> Exercise aim: Provide an exact copy of the data, excluding the images.

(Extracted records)

+++

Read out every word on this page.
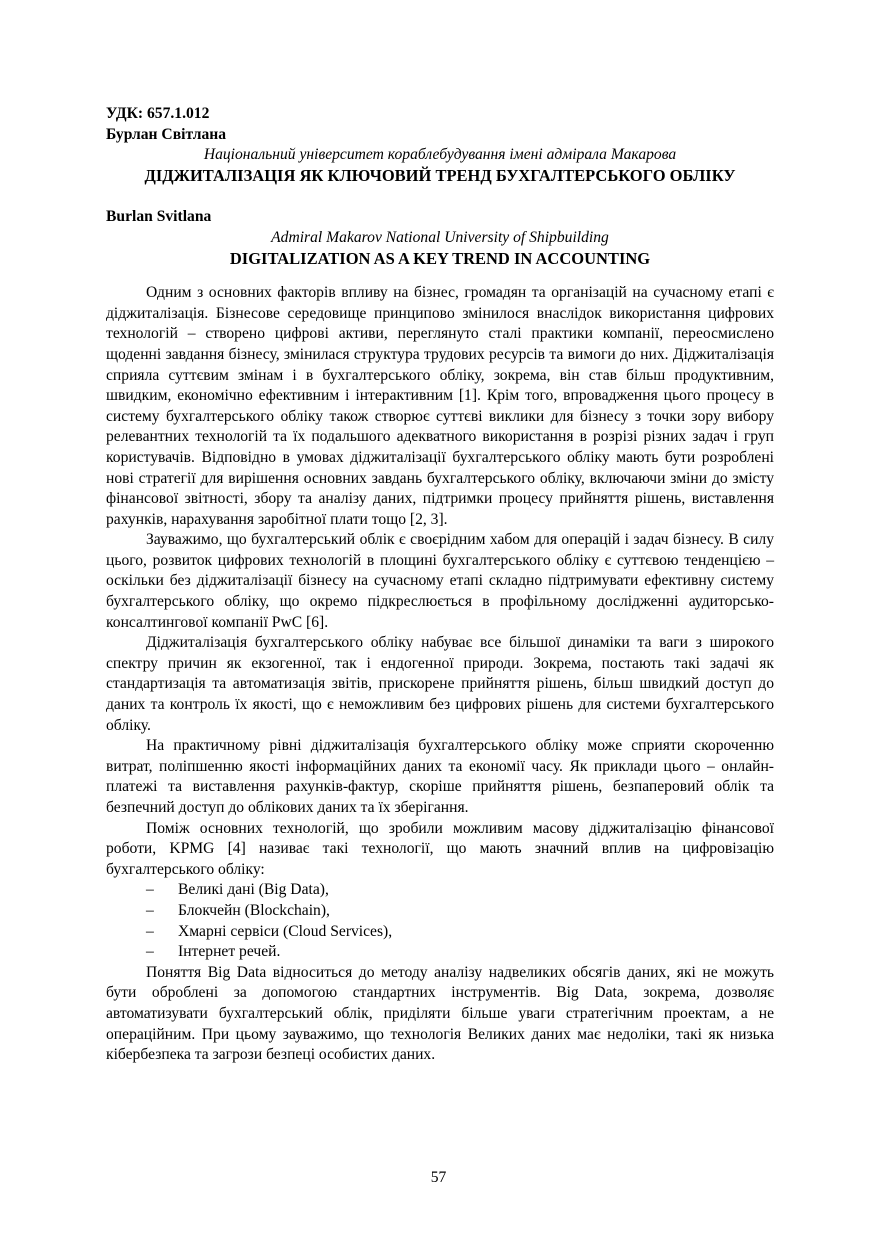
УДК: 657.1.012
Бурлан Світлана
Національний університет кораблебудування імені адмірала Макарова
ДІДЖИТАЛІЗАЦІЯ ЯК КЛЮЧОВИЙ ТРЕНД БУХГАЛТЕРСЬКОГО ОБЛІКУ
Burlan Svitlana
Admiral Makarov National University of Shipbuilding
DIGITALIZATION AS A KEY TREND IN ACCOUNTING

Одним з основних факторів впливу на бізнес, громадян та організацій на сучасному етапі є діджиталізація. Бізнесове середовище принципово змінилося внаслідок використання цифрових технологій – створено цифрові активи, переглянуто сталі практики компанії, переосмислено щоденні завдання бізнесу, змінилася структура трудових ресурсів та вимоги до них. Діджиталізація сприяла суттєвим змінам і в бухгалтерського обліку, зокрема, він став більш продуктивним, швидким, економічно ефективним і інтерактивним [1]. Крім того, впровадження цього процесу в систему бухгалтерського обліку також створює суттєві виклики для бізнесу з точки зору вибору релевантних технологій та їх подальшого адекватного використання в розрізі різних задач і груп користувачів. Відповідно в умовах діджиталізації бухгалтерського обліку мають бути розроблені нові стратегії для вирішення основних завдань бухгалтерського обліку, включаючи зміни до змісту фінансової звітності, збору та аналізу даних, підтримки процесу прийняття рішень, виставлення рахунків, нарахування заробітної плати тощо [2, 3].

Зауважимо, що бухгалтерський облік є своєрідним хабом для операцій і задач бізнесу. В силу цього, розвиток цифрових технологій в площині бухгалтерського обліку є суттєвою тенденцією – оскільки без діджиталізації бізнесу на сучасному етапі складно підтримувати ефективну систему бухгалтерського обліку, що окремо підкреслюється в профільному дослідженні аудиторсько-консалтингової компанії PwC [6].

Діджиталізація бухгалтерського обліку набуває все більшої динаміки та ваги з широкого спектру причин як екзогенної, так і ендогенної природи. Зокрема, постають такі задачі як стандартизація та автоматизація звітів, прискорене прийняття рішень, більш швидкий доступ до даних та контроль їх якості, що є неможливим без цифрових рішень для системи бухгалтерського обліку.

На практичному рівні діджиталізація бухгалтерського обліку може сприяти скороченню витрат, поліпшенню якості інформаційних даних та економії часу. Як приклади цього – онлайн-платежі та виставлення рахунків-фактур, скоріше прийняття рішень, безпаперовий облік та безпечний доступ до облікових даних та їх зберігання.

Поміж основних технологій, що зробили можливим масову діджиталізацію фінансової роботи, KPMG [4] називає такі технології, що мають значний вплив на цифровізацію бухгалтерського обліку:

– Великі дані (Big Data),
– Блокчейн (Blockchain),
– Хмарні сервіси (Cloud Services),
– Інтернет речей.

Поняття Big Data відноситься до методу аналізу надвеликих обсягів даних, які не можуть бути оброблені за допомогою стандартних інструментів. Big Data, зокрема, дозволяє автоматизувати бухгалтерський облік, приділяти більше уваги стратегічним проектам, а не операційним. При цьому зауважимо, що технологія Великих даних має недоліки, такі як низька кібербезпека та загрози безпеці особистих даних.

57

+++

> Written solution:
Read out every word on this page.
УДК: 657.1.012
Бурлан Світлана
Національний університет кораблебудування імені адмірала Макарова
ДІДЖИТАЛІЗАЦІЯ ЯК КЛЮЧОВИЙ ТРЕНД БУХГАЛТЕРСЬКОГО ОБЛІКУ
Burlan Svitlana
Admiral Makarov National University of Shipbuilding
DIGITALIZATION AS A KEY TREND IN ACCOUNTING

Одним з основних факторів впливу на бізнес, громадян та організацій на сучасному етапі є діджиталізація. Бізнесове середовище принципово змінилося внаслідок використання цифрових технологій – створено цифрові активи, переглянуто сталі практики компанії, переосмислено щоденні завдання бізнесу, змінилася структура трудових ресурсів та вимоги до них. Діджиталізація сприяла суттєвим змінам і в бухгалтерського обліку, зокрема, він став більш продуктивним, швидким, економічно ефективним і інтерактивним [1]. Крім того, впровадження цього процесу в систему бухгалтерського обліку також створює суттєві виклики для бізнесу з точки зору вибору релевантних технологій та їх подальшого адекватного використання в розрізі різних задач і груп користувачів. Відповідно в умовах діджиталізації бухгалтерського обліку мають бути розроблені нові стратегії для вирішення основних завдань бухгалтерського обліку, включаючи зміни до змісту фінансової звітності, збору та аналізу даних, підтримки процесу прийняття рішень, виставлення рахунків, нарахування заробітної плати тощо [2, 3].

Зауважимо, що бухгалтерський облік є своєрідним хабом для операцій і задач бізнесу. В силу цього, розвиток цифрових технологій в площині бухгалтерського обліку є суттєвою тенденцією – оскільки без діджиталізації бізнесу на сучасному етапі складно підтримувати ефективну систему бухгалтерського обліку, що окремо підкреслюється в профільному дослідженні аудиторсько-консалтингової компанії PwC [6].

Діджиталізація бухгалтерського обліку набуває все більшої динаміки та ваги з широкого спектру причин як екзогенної, так і ендогенної природи. Зокрема, постають такі задачі як стандартизація та автоматизація звітів, прискорене прийняття рішень, більш швидкий доступ до даних та контроль їх якості, що є неможливим без цифрових рішень для системи бухгалтерського обліку.

На практичному рівні діджиталізація бухгалтерського обліку може сприяти скороченню витрат, поліпшенню якості інформаційних даних та економії часу. Як приклади цього – онлайн-платежі та виставлення рахунків-фактур, скоріше прийняття рішень, безпаперовий облік та безпечний доступ до облікових даних та їх зберігання.

Поміж основних технологій, що зробили можливим масову діджиталізацію фінансової роботи, KPMG [4] називає такі технології, що мають значний вплив на цифровізацію бухгалтерського обліку:

– Великі дані (Big Data),
– Блокчейн (Blockchain),
– Хмарні сервіси (Cloud Services),
– Інтернет речей.

Поняття Big Data відноситься до методу аналізу надвеликих обсягів даних, які не можуть бути оброблені за допомогою стандартних інструментів. Big Data, зокрема, дозволяє автоматизувати бухгалтерський облік, приділяти більше уваги стратегічним проектам, а не операційним. При цьому зауважимо, що технологія Великих даних має недоліки, такі як низька кібербезпека та загрози безпеці особистих даних.

57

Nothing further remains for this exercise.